Figure data in JSON
──────────────────────────────
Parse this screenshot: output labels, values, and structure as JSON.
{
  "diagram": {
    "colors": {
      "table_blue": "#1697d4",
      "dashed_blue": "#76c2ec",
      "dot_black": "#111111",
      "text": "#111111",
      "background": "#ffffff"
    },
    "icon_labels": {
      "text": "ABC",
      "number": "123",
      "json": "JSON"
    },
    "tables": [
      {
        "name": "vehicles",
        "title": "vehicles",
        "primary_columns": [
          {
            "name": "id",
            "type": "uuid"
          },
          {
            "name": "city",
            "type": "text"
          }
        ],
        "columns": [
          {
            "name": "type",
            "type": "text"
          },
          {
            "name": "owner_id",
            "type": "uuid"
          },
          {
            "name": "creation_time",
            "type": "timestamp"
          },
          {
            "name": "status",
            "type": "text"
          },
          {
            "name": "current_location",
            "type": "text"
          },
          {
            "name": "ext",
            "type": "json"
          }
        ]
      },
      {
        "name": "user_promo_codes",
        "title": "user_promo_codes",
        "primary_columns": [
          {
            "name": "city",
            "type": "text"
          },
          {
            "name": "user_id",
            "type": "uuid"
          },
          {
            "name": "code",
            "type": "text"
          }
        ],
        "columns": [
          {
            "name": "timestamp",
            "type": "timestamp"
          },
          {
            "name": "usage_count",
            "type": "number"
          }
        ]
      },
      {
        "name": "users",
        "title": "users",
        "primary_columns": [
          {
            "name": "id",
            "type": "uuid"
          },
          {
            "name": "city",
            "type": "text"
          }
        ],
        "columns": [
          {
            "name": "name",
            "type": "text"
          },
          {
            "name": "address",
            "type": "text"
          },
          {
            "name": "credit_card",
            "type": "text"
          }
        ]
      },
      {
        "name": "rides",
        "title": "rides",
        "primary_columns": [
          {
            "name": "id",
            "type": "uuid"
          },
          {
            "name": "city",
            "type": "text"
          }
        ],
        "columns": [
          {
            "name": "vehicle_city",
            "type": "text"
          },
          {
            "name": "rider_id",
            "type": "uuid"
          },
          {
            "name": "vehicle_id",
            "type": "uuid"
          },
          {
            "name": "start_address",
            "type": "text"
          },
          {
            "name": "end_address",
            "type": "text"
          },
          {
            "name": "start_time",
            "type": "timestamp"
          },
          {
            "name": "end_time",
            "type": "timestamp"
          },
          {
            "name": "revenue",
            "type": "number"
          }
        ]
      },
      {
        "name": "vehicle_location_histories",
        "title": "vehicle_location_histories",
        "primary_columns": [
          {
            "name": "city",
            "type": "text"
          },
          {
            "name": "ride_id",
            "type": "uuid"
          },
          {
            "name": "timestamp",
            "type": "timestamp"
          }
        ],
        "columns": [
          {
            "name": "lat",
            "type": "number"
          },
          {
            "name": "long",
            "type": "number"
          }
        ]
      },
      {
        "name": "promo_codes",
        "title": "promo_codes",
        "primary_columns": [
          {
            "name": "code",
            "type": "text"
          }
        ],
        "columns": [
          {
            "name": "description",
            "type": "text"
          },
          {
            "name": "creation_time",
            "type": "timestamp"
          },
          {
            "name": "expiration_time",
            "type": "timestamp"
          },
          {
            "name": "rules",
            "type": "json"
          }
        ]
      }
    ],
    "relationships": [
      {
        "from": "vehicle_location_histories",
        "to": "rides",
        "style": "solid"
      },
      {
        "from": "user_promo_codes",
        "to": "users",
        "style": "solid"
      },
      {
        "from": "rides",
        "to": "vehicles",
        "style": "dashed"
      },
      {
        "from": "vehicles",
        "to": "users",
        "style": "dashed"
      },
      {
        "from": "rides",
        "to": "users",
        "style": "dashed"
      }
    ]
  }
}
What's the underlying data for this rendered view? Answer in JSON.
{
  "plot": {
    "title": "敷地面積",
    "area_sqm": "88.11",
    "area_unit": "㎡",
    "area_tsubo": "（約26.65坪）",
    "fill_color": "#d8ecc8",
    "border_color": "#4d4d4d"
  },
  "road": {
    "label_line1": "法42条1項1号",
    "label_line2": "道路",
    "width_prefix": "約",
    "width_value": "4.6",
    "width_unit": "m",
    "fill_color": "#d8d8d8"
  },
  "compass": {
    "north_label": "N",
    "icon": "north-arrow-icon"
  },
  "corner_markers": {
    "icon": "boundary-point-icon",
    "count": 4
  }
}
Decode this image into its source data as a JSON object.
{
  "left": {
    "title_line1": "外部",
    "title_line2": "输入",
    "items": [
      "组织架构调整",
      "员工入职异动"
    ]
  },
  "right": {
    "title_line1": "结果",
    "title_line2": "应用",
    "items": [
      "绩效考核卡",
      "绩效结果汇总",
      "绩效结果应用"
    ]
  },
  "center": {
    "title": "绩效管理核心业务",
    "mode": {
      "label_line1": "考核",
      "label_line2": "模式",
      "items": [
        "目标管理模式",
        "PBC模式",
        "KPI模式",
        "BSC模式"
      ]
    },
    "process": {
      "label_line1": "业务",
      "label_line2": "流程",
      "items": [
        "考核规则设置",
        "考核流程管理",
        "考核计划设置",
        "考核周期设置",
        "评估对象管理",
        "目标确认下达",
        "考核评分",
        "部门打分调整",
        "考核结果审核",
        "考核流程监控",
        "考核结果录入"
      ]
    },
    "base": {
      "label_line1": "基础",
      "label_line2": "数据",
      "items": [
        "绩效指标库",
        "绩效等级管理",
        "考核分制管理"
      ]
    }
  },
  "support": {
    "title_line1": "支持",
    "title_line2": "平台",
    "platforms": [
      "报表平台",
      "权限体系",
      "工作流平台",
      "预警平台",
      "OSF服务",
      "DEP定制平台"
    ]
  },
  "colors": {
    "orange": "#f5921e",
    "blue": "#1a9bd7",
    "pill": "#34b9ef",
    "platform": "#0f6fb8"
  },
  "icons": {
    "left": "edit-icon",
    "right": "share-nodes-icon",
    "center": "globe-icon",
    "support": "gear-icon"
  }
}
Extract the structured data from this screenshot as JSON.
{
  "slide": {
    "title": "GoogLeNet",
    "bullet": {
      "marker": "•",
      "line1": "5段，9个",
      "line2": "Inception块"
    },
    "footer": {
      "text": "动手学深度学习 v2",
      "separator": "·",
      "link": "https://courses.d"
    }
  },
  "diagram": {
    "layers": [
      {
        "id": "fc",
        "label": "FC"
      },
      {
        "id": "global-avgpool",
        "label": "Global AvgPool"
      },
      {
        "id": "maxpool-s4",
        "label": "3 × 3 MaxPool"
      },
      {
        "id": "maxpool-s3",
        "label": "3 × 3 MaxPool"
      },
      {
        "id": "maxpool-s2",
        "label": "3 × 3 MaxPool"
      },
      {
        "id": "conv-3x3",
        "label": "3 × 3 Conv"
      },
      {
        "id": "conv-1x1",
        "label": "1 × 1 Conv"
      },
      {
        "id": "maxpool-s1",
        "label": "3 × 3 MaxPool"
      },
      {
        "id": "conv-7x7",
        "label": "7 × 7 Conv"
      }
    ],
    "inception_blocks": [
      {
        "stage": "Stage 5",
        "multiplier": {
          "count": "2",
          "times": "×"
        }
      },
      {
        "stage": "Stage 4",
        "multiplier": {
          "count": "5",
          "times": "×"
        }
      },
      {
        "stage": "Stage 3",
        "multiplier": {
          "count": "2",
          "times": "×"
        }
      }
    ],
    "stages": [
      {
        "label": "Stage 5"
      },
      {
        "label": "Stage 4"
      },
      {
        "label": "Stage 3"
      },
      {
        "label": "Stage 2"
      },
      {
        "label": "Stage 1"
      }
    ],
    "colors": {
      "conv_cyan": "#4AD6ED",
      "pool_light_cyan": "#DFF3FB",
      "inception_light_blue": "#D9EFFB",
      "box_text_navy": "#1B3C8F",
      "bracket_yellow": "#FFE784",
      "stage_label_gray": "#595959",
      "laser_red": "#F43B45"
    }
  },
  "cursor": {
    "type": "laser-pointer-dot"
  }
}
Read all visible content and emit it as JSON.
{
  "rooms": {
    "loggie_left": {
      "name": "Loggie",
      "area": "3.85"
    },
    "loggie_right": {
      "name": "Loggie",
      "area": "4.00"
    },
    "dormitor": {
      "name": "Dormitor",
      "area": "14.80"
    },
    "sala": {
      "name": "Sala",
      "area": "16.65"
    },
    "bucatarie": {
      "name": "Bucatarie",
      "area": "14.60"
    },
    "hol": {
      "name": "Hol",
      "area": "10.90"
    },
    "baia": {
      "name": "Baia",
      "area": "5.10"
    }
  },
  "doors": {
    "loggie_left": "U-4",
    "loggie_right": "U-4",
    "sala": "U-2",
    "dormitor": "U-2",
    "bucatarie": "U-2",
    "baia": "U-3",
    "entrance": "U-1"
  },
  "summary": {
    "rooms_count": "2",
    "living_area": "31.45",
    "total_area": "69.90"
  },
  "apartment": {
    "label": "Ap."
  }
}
──────────────────────────────
## Task statement
Transcribe only the trailing portion of the entries above: the line that contains "Read all visible content and emit it as JSON." and each line after it.

## Final result
Read all visible content and emit it as JSON.
{
  "rooms": {
    "loggie_left": {
      "name": "Loggie",
      "area": "3.85"
    },
    "loggie_right": {
      "name": "Loggie",
      "area": "4.00"
    },
    "dormitor": {
      "name": "Dormitor",
      "area": "14.80"
    },
    "sala": {
      "name": "Sala",
      "area": "16.65"
    },
    "bucatarie": {
      "name": "Bucatarie",
      "area": "14.60"
    },
    "hol": {
      "name": "Hol",
      "area": "10.90"
    },
    "baia": {
      "name": "Baia",
      "area": "5.10"
    }
  },
  "doors": {
    "loggie_left": "U-4",
    "loggie_right": "U-4",
    "sala": "U-2",
    "dormitor": "U-2",
    "bucatarie": "U-2",
    "baia": "U-3",
    "entrance": "U-1"
  },
  "summary": {
    "rooms_count": "2",
    "living_area": "31.45",
    "total_area": "69.90"
  },
  "apartment": {
    "label": "Ap."
  }
}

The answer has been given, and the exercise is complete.